[start]

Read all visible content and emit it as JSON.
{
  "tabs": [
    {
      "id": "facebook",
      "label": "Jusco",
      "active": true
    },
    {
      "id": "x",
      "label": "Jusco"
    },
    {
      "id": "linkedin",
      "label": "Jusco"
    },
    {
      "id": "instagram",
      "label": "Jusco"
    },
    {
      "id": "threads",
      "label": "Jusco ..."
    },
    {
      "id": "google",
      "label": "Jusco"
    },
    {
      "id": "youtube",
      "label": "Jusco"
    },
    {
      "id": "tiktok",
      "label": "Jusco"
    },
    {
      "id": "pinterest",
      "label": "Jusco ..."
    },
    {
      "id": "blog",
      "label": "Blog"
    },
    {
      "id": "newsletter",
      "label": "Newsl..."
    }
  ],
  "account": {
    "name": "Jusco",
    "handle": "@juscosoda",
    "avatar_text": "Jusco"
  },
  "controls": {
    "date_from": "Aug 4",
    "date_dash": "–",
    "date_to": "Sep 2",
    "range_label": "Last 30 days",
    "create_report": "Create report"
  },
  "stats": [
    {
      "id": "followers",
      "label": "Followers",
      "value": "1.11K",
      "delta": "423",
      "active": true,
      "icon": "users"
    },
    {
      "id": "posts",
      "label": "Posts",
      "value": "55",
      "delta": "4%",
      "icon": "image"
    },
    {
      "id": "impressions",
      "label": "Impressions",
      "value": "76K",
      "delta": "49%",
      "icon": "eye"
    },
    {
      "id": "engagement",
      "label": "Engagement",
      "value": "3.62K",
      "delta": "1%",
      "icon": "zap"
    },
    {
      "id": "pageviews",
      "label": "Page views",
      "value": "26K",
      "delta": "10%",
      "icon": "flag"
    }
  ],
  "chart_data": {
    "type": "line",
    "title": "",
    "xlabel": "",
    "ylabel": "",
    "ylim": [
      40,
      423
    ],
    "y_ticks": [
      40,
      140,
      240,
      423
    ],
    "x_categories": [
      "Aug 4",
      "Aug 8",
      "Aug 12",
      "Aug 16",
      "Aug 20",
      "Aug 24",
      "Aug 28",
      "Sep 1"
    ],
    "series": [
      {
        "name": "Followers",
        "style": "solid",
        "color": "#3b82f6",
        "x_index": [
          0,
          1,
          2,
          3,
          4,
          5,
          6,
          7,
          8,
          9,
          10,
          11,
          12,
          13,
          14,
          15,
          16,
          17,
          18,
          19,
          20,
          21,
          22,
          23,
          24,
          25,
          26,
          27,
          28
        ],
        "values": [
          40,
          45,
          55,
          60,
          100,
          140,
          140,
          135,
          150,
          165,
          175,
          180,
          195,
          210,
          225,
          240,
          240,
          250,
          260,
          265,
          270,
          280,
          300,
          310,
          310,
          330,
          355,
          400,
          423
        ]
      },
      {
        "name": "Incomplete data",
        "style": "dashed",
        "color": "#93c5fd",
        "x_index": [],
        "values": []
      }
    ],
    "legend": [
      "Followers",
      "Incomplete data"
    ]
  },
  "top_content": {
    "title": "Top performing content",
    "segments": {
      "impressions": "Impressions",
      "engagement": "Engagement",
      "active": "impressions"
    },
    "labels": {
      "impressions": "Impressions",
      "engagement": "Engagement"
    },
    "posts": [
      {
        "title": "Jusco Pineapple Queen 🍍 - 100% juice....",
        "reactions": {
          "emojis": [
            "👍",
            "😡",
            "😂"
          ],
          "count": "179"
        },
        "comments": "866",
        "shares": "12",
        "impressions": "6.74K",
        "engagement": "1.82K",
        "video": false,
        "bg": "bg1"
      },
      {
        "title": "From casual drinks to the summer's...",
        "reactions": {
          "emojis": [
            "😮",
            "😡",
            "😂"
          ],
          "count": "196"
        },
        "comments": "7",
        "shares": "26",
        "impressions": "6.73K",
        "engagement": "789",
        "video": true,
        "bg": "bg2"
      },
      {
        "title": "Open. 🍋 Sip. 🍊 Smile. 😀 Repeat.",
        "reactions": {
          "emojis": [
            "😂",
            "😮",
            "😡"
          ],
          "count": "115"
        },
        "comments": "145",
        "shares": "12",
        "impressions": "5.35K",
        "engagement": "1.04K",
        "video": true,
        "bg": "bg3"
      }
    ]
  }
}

[end]

> TASK TO COMPLETE
Some lines of the records may hold the word "icon". How many do? Answer with a number and nothing else.

> FULL SOLUTION
5